Report how many lines contain "placeholder". The answer is a single number.

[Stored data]
[start]
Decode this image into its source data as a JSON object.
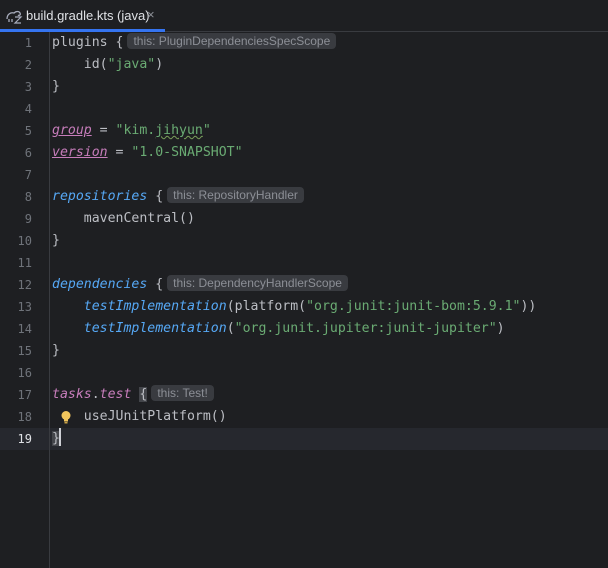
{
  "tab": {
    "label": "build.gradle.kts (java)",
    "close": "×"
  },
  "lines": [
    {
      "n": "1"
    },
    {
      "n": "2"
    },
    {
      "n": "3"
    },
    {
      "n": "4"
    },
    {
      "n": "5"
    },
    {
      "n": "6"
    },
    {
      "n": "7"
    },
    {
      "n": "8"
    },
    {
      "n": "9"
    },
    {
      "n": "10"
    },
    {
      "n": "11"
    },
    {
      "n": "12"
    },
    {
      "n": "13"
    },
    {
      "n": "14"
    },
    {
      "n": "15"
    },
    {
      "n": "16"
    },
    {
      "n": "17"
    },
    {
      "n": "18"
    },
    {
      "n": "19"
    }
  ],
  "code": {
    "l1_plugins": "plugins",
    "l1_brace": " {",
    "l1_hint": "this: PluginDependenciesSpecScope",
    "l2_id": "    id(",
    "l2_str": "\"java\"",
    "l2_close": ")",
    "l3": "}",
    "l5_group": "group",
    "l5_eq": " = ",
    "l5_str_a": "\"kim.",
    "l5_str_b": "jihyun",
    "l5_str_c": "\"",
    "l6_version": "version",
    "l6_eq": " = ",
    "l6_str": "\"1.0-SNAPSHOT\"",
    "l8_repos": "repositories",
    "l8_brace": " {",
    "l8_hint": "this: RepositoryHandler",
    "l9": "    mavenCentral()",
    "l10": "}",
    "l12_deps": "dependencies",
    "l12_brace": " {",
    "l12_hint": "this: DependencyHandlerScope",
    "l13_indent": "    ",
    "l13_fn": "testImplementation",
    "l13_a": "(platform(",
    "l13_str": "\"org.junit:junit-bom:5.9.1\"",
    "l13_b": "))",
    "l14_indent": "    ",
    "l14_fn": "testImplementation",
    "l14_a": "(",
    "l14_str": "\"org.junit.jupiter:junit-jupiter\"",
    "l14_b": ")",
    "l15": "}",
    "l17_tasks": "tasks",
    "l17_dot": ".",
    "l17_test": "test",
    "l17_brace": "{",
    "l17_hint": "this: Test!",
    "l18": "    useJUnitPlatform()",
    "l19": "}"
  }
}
[end]
[start]
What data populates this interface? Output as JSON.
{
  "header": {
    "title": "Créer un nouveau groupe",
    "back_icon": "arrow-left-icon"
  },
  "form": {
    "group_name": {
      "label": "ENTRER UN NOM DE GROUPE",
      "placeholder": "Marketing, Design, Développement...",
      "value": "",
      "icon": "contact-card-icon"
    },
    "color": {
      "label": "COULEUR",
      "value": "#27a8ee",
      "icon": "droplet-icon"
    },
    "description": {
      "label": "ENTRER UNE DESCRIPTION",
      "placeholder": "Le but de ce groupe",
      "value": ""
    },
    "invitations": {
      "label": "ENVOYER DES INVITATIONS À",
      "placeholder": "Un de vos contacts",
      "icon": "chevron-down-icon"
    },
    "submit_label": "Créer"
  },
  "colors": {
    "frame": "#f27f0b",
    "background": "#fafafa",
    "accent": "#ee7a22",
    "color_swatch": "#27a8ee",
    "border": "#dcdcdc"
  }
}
[end]
Full output ->
3